= Challenge =
Among the entries below, find the lines with "如真性红细胞增多症" and copy them.

= Recorded information =

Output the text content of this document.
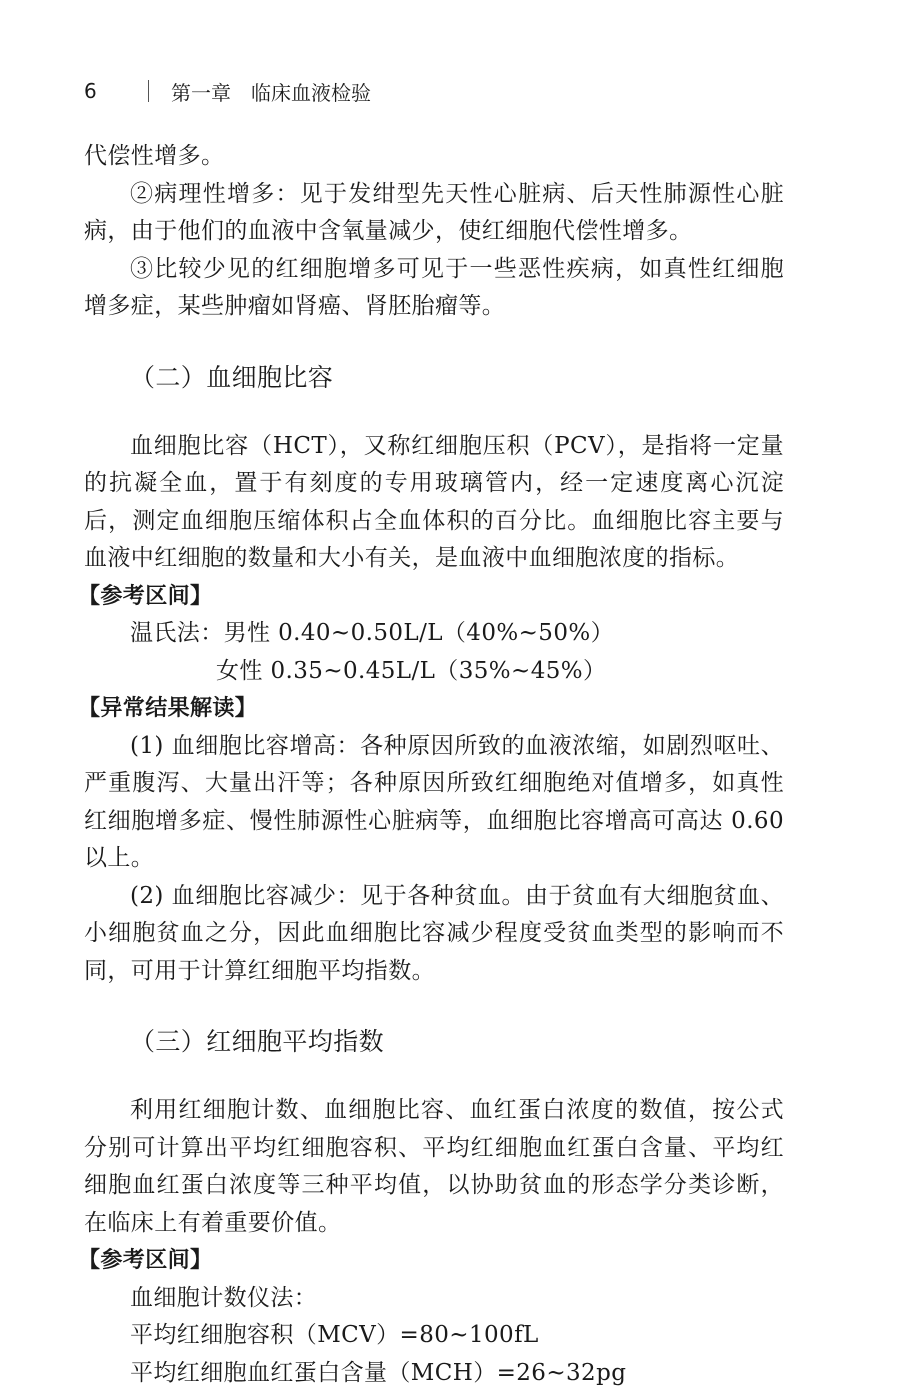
6	第一章　临床血液检验

代偿性增多。

②病理性增多：见于发绀型先天性心脏病、后天性肺源性心脏病，由于他们的血液中含氧量减少，使红细胞代偿性增多。

③比较少见的红细胞增多可见于一些恶性疾病，如真性红细胞增多症，某些肿瘤如肾癌、肾胚胎瘤等。

（二）血细胞比容

血细胞比容（HCT），又称红细胞压积（PCV），是指将一定量的抗凝全血，置于有刻度的专用玻璃管内，经一定速度离心沉淀后，测定血细胞压缩体积占全血体积的百分比。血细胞比容主要与血液中红细胞的数量和大小有关，是血液中血细胞浓度的指标。

【参考区间】
温氏法：男性 0.40~0.50L/L（40%~50%）
女性 0.35~0.45L/L（35%~45%）
【异常结果解读】

(1) 血细胞比容增高：各种原因所致的血液浓缩，如剧烈呕吐、严重腹泻、大量出汗等；各种原因所致红细胞绝对值增多，如真性红细胞增多症、慢性肺源性心脏病等，血细胞比容增高可高达 0.60 以上。

(2) 血细胞比容减少：见于各种贫血。由于贫血有大细胞贫血、小细胞贫血之分，因此血细胞比容减少程度受贫血类型的影响而不同，可用于计算红细胞平均指数。

（三）红细胞平均指数

利用红细胞计数、血细胞比容、血红蛋白浓度的数值，按公式分别可计算出平均红细胞容积、平均红细胞血红蛋白含量、平均红细胞血红蛋白浓度等三种平均值，以协助贫血的形态学分类诊断，在临床上有着重要价值。

【参考区间】
血细胞计数仪法：
平均红细胞容积（MCV）=80~100fL
平均红细胞血红蛋白含量（MCH）=26~32pg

= Written answer =
③比较少见的红细胞增多可见于一些恶性疾病，如真性红细胞增多症，某些肿瘤如肾癌、肾胚胎瘤等。
(1) 血细胞比容增高：各种原因所致的血液浓缩，如剧烈呕吐、严重腹泻、大量出汗等；各种原因所致红细胞绝对值增多，如真性红细胞增多症、慢性肺源性心脏病等，血细胞比容增高可高达 0.60 以上。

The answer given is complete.